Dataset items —
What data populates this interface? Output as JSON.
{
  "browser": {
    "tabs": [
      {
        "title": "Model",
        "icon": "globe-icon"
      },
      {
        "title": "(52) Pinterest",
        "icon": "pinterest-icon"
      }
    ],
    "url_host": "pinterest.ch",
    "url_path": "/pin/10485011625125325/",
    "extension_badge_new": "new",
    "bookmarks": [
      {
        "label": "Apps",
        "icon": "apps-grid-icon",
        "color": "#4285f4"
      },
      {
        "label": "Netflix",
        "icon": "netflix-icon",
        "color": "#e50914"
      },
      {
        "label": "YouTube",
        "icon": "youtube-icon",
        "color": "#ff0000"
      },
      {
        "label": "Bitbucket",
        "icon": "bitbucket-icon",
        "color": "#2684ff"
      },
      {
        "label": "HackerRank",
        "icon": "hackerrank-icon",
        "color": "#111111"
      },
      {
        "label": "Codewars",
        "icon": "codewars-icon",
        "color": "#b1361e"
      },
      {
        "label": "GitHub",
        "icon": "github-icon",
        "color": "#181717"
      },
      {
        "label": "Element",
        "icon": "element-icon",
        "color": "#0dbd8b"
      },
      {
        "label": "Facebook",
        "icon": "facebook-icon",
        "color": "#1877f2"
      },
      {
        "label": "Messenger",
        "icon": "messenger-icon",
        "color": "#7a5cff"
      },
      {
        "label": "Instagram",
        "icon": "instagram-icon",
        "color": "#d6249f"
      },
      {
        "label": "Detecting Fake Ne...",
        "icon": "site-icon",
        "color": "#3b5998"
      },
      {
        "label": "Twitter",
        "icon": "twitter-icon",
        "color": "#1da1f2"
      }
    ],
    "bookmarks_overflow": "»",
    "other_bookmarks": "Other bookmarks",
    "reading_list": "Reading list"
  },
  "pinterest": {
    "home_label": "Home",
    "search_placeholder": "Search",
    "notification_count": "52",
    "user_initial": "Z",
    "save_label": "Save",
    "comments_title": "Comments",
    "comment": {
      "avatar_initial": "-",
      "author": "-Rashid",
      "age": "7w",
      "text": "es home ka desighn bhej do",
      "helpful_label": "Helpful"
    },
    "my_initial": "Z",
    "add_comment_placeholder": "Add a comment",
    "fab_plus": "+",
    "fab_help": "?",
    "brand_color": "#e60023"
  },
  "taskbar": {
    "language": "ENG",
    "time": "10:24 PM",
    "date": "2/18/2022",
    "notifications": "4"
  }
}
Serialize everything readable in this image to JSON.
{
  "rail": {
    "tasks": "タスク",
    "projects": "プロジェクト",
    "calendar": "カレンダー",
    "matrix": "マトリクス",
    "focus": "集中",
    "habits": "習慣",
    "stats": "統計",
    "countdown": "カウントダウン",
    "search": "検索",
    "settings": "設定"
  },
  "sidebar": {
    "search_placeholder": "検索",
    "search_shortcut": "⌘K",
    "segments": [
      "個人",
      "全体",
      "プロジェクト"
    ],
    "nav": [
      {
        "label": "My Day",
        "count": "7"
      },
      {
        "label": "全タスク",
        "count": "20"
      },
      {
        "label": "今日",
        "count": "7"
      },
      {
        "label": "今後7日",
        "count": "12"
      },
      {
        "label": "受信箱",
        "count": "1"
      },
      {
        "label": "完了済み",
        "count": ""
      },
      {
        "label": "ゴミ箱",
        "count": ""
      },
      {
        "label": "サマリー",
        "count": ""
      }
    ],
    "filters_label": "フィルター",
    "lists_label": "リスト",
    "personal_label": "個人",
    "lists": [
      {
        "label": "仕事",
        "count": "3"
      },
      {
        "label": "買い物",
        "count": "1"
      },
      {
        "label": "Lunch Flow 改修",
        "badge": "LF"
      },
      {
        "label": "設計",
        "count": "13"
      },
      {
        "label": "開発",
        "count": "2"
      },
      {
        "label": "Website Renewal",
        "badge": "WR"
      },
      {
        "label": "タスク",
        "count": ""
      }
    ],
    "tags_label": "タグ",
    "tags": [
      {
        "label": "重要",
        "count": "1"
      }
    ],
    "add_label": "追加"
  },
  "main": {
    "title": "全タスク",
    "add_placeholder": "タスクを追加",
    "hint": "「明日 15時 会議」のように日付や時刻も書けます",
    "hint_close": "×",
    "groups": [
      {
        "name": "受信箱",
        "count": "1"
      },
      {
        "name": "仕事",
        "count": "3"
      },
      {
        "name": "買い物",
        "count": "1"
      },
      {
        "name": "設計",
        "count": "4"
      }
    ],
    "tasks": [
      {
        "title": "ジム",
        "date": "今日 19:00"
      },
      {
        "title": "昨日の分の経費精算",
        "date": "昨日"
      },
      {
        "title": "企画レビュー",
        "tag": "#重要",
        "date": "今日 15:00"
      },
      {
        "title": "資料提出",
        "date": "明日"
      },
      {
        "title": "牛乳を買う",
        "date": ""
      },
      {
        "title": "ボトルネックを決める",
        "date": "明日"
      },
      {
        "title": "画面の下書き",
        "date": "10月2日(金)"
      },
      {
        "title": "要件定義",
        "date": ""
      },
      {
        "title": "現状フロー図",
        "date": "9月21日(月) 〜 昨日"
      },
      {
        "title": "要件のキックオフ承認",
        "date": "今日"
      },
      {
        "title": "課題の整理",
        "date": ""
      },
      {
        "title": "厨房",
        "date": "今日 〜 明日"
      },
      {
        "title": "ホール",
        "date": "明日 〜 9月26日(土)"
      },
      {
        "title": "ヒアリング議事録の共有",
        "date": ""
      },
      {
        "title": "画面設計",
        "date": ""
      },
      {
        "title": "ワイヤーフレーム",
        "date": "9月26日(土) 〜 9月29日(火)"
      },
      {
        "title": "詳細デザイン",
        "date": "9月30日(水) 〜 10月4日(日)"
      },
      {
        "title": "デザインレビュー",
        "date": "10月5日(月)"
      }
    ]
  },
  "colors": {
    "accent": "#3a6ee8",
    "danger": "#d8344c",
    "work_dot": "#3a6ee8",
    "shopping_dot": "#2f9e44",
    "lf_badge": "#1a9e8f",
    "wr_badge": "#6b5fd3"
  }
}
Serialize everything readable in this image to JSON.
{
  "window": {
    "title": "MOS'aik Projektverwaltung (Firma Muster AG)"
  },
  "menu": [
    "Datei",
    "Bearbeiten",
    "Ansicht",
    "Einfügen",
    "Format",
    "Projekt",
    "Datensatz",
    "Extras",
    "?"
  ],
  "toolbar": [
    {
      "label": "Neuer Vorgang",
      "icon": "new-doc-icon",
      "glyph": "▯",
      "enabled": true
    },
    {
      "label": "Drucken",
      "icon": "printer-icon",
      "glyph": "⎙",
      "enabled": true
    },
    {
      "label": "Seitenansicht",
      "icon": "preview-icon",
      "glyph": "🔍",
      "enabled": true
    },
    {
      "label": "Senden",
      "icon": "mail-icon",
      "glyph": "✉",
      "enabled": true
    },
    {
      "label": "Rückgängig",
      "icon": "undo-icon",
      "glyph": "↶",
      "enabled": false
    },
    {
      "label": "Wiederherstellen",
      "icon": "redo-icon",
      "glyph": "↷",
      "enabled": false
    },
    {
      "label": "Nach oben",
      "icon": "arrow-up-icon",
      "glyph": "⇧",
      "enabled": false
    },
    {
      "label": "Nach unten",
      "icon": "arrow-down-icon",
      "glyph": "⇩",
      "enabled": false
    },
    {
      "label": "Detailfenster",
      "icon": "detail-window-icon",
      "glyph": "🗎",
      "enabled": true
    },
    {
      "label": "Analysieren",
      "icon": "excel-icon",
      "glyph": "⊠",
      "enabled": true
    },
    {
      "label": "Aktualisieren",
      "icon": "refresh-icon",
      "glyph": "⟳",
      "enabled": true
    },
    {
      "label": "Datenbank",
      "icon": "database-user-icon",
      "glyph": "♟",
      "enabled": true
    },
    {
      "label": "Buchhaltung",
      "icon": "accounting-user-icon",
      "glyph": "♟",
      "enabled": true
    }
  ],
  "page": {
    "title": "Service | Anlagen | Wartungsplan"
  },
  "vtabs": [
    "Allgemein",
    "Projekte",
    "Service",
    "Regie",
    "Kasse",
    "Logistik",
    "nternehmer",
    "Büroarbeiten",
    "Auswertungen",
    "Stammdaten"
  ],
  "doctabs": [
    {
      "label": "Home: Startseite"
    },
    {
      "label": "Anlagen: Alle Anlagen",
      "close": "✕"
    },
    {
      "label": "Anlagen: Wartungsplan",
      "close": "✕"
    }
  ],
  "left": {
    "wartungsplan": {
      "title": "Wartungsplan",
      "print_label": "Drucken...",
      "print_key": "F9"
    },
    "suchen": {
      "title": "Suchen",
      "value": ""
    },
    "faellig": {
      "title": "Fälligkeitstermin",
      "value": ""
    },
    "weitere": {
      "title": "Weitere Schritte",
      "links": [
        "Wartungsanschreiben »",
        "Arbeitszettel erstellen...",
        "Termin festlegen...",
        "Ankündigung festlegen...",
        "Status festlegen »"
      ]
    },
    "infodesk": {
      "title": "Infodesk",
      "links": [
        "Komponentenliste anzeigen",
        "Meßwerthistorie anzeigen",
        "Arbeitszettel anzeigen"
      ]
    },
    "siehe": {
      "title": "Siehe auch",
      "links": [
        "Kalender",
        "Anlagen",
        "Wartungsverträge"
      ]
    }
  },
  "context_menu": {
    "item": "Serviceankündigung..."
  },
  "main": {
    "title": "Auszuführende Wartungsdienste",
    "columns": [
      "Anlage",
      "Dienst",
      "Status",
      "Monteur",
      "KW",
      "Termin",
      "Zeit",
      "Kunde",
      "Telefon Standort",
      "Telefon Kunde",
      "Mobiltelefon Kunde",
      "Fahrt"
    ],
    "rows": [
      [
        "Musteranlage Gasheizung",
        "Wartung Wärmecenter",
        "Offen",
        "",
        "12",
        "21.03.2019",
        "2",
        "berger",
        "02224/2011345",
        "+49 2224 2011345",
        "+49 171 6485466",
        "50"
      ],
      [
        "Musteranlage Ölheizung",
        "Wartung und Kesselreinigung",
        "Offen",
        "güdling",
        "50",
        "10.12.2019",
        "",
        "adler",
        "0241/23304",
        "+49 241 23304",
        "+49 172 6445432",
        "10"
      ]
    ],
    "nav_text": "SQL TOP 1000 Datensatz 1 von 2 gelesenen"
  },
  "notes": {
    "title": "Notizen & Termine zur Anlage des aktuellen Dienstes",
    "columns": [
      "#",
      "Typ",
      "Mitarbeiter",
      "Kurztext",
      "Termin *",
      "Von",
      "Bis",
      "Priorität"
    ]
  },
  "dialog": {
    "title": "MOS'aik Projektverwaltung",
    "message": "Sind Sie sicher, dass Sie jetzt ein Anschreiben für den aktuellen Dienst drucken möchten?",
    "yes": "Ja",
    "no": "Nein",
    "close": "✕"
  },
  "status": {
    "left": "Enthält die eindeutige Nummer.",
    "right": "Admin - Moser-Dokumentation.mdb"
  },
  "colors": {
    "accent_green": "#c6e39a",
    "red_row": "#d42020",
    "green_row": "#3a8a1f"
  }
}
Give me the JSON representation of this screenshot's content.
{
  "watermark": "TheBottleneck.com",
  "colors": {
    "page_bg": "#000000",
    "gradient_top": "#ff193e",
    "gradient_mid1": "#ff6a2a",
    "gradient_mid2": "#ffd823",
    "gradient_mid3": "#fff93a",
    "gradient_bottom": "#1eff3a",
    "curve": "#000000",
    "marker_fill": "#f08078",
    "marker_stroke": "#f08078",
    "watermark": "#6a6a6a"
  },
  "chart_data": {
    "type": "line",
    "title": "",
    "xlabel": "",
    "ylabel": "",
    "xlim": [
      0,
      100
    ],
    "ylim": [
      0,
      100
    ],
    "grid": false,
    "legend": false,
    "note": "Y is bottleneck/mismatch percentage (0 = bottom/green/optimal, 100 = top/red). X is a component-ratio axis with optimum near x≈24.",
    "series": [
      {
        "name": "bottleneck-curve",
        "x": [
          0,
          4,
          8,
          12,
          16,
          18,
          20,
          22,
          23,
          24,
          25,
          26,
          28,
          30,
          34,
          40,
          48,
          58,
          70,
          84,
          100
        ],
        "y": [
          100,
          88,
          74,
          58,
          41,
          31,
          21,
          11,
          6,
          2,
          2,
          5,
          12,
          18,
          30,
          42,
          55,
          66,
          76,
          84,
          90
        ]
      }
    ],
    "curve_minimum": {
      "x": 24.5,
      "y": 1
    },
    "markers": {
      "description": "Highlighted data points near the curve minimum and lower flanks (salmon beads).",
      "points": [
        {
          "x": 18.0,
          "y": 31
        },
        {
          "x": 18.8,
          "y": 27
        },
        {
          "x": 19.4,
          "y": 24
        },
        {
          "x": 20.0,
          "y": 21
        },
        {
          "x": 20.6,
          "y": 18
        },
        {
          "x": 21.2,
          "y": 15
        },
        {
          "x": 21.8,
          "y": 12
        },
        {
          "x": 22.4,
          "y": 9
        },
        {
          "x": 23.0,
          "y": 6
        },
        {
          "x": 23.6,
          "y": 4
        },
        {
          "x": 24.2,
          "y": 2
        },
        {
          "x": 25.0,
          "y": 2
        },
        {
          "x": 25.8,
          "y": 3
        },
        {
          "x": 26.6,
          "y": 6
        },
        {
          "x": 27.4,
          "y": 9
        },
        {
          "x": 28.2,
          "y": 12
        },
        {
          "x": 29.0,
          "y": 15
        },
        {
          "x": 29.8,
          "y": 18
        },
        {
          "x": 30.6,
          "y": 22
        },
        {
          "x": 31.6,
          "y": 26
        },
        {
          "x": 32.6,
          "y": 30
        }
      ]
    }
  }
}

Task goal —
Pick out all lines containing the string "Kunde".

Response below —
      "Kunde",
      "Telefon Kunde",
      "Mobiltelefon Kunde",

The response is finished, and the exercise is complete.